[Records about charts and figures]
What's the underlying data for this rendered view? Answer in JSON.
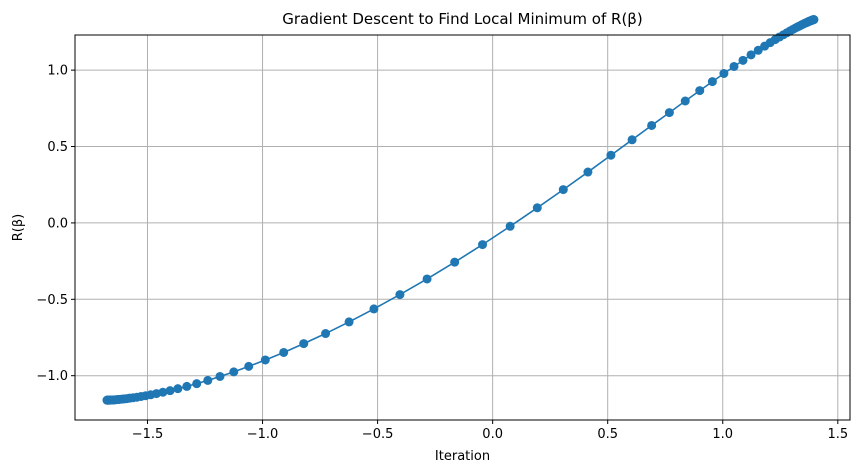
{
  "chart_data": {
    "type": "line",
    "title": "Gradient Descent to Find Local Minimum of R(β)",
    "xlabel": "Iteration",
    "ylabel": "R(β)",
    "xlim": [
      -1.815,
      1.553
    ],
    "ylim": [
      -1.29,
      1.23
    ],
    "grid": true,
    "color": "#1f77b4",
    "x_ticks": [
      -1.5,
      -1.0,
      -0.5,
      0.0,
      0.5,
      1.0,
      1.5
    ],
    "x_tick_labels": [
      "−1.5",
      "−1.0",
      "−0.5",
      "0.0",
      "0.5",
      "1.0",
      "1.5"
    ],
    "y_ticks": [
      -1.0,
      -0.5,
      0.0,
      0.5,
      1.0
    ],
    "y_tick_labels": [
      "−1.0",
      "−0.5",
      "0.0",
      "0.5",
      "1.0"
    ],
    "series": [
      {
        "marker": "circle",
        "x": [
          -1.676,
          -1.675,
          -1.674,
          -1.673,
          -1.672,
          -1.671,
          -1.669,
          -1.667,
          -1.665,
          -1.662,
          -1.659,
          -1.655,
          -1.651,
          -1.646,
          -1.641,
          -1.635,
          -1.628,
          -1.62,
          -1.611,
          -1.601,
          -1.59,
          -1.577,
          -1.562,
          -1.546,
          -1.528,
          -1.508,
          -1.486,
          -1.461,
          -1.433,
          -1.402,
          -1.368,
          -1.329,
          -1.286,
          -1.238,
          -1.185,
          -1.125,
          -1.06,
          -0.988,
          -0.908,
          -0.821,
          -0.726,
          -0.624,
          -0.516,
          -0.403,
          -0.285,
          -0.165,
          -0.044,
          0.076,
          0.194,
          0.307,
          0.414,
          0.514,
          0.606,
          0.691,
          0.768,
          0.837,
          0.9,
          0.955,
          1.005,
          1.049,
          1.088,
          1.123,
          1.154,
          1.182,
          1.206,
          1.228,
          1.247,
          1.264,
          1.279,
          1.292,
          1.304,
          1.315,
          1.324,
          1.332,
          1.34,
          1.346,
          1.352,
          1.357,
          1.362,
          1.366,
          1.37,
          1.373,
          1.376,
          1.379,
          1.381,
          1.383,
          1.385,
          1.387,
          1.388,
          1.39,
          1.391,
          1.392,
          1.393,
          1.394,
          1.395,
          1.395,
          1.396
        ],
        "y": [
          -1.16,
          -1.16,
          -1.16,
          -1.16,
          -1.16,
          -1.16,
          -1.16,
          -1.16,
          -1.16,
          -1.16,
          -1.159,
          -1.159,
          -1.159,
          -1.158,
          -1.158,
          -1.157,
          -1.156,
          -1.155,
          -1.153,
          -1.152,
          -1.15,
          -1.147,
          -1.144,
          -1.141,
          -1.136,
          -1.131,
          -1.125,
          -1.117,
          -1.108,
          -1.098,
          -1.085,
          -1.07,
          -1.052,
          -1.031,
          -1.005,
          -0.975,
          -0.939,
          -0.897,
          -0.848,
          -0.79,
          -0.724,
          -0.648,
          -0.563,
          -0.469,
          -0.367,
          -0.257,
          -0.142,
          -0.022,
          0.099,
          0.218,
          0.333,
          0.443,
          0.544,
          0.638,
          0.722,
          0.798,
          0.866,
          0.925,
          0.978,
          1.024,
          1.064,
          1.1,
          1.13,
          1.157,
          1.18,
          1.2,
          1.217,
          1.232,
          1.245,
          1.256,
          1.266,
          1.275,
          1.282,
          1.288,
          1.294,
          1.299,
          1.303,
          1.307,
          1.31,
          1.313,
          1.315,
          1.318,
          1.32,
          1.321,
          1.323,
          1.324,
          1.325,
          1.326,
          1.327,
          1.328,
          1.329,
          1.329,
          1.33,
          1.33,
          1.331,
          1.331,
          1.331
        ]
      }
    ]
  }
}
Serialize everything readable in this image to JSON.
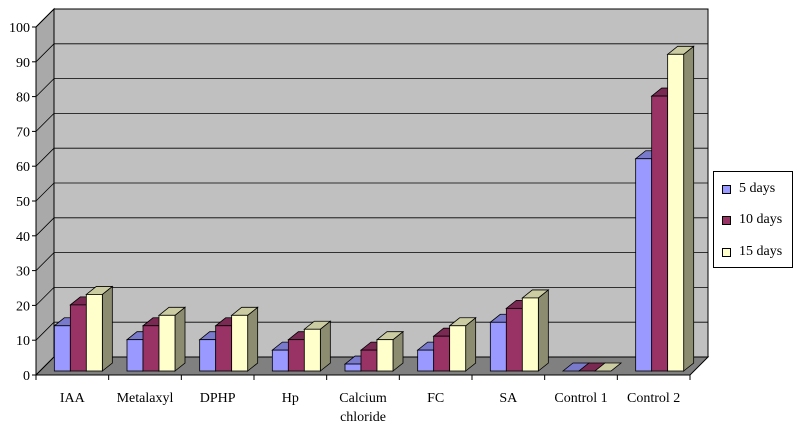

== INSTRUCTIONS FOR THE TASK ==
Say the number of lines in the listing that hold "this", with no added words.

== TASK OUTPUT ==
2